[Annotated element entries]
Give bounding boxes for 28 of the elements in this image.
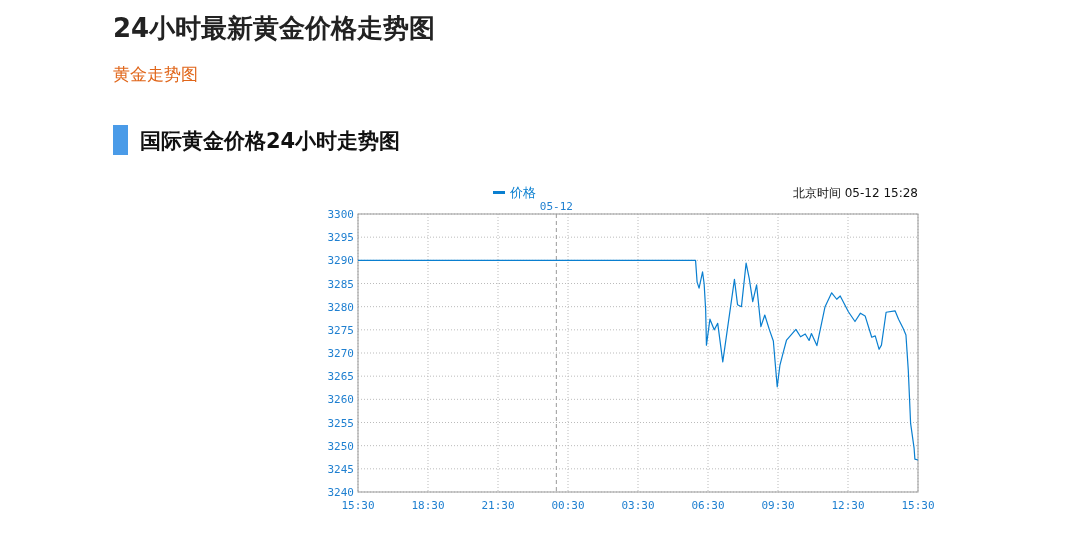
y-tick-label: 3260 [327, 393, 354, 407]
x-tick-label: 15:30 [901, 499, 935, 512]
y-tick-label: 3280 [327, 300, 354, 314]
y-tick-label: 3270 [327, 347, 354, 360]
ref-line-label: 05-12 [539, 200, 573, 213]
y-tick-label: 3300 [327, 208, 354, 221]
y-tick-label: 3265 [327, 370, 354, 384]
legend-label: 价格 [509, 185, 536, 200]
y-tick-label: 3295 [327, 231, 354, 245]
y-tick-label: 3255 [327, 416, 354, 430]
x-tick-label: 15:30 [341, 499, 375, 512]
x-tick-label: 03:30 [621, 499, 655, 512]
y-tick-label: 3240 [327, 486, 354, 499]
y-tick-label: 3285 [327, 277, 354, 291]
y-tick-label: 3275 [327, 323, 354, 337]
y-tick-label: 3250 [327, 439, 354, 453]
y-tick-label: 3245 [327, 462, 354, 476]
x-tick-label: 12:30 [831, 499, 865, 512]
text: 国际黄金价格24小时走势图 [140, 129, 401, 153]
text: 北京时间 05-12 15:28 [792, 186, 918, 200]
chart-title: 24小时最新黄金价格走势图 [113, 13, 436, 43]
text: 黄金走势图 [113, 64, 198, 84]
y-tick-label: 3290 [327, 254, 354, 268]
x-tick-label: 18:30 [411, 499, 445, 512]
x-tick-label: 00:30 [551, 499, 585, 512]
x-tick-label: 21:30 [481, 499, 515, 512]
x-tick-label: 09:30 [761, 499, 795, 512]
x-tick-label: 06:30 [691, 499, 725, 512]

*Request:* Format every line of the entries above as a JSON list of strings, one string per line, skipping blank lines. Leave the pictures out of the answer.

*Expected output:*
[
  "Give bounding boxes for 28 of the elements in this image.",
  "y-tick-label: 3260 [327, 393, 354, 407]",
  "x-tick-label: 15:30 [901, 499, 935, 512]",
  "y-tick-label: 3280 [327, 300, 354, 314]",
  "y-tick-label: 3270 [327, 347, 354, 360]",
  "ref-line-label: 05-12 [539, 200, 573, 213]",
  "y-tick-label: 3300 [327, 208, 354, 221]",
  "y-tick-label: 3265 [327, 370, 354, 384]",
  "legend-label: 价格 [509, 185, 536, 200]",
  "y-tick-label: 3295 [327, 231, 354, 245]",
  "y-tick-label: 3255 [327, 416, 354, 430]",
  "x-tick-label: 15:30 [341, 499, 375, 512]",
  "x-tick-label: 03:30 [621, 499, 655, 512]",
  "y-tick-label: 3240 [327, 486, 354, 499]",
  "y-tick-label: 3285 [327, 277, 354, 291]",
  "y-tick-label: 3275 [327, 323, 354, 337]",
  "y-tick-label: 3250 [327, 439, 354, 453]",
  "y-tick-label: 3245 [327, 462, 354, 476]",
  "x-tick-label: 12:30 [831, 499, 865, 512]",
  "text: 国际黄金价格24小时走势图 [140, 129, 401, 153]",
  "text: 北京时间 05-12 15:28 [792, 186, 918, 200]",
  "chart-title: 24小时最新黄金价格走势图 [113, 13, 436, 43]",
  "text: 黄金走势图 [113, 64, 198, 84]",
  "y-tick-label: 3290 [327, 254, 354, 268]",
  "x-tick-label: 18:30 [411, 499, 445, 512]",
  "x-tick-label: 00:30 [551, 499, 585, 512]",
  "x-tick-label: 21:30 [481, 499, 515, 512]",
  "x-tick-label: 09:30 [761, 499, 795, 512]",
  "x-tick-label: 06:30 [691, 499, 725, 512]"
]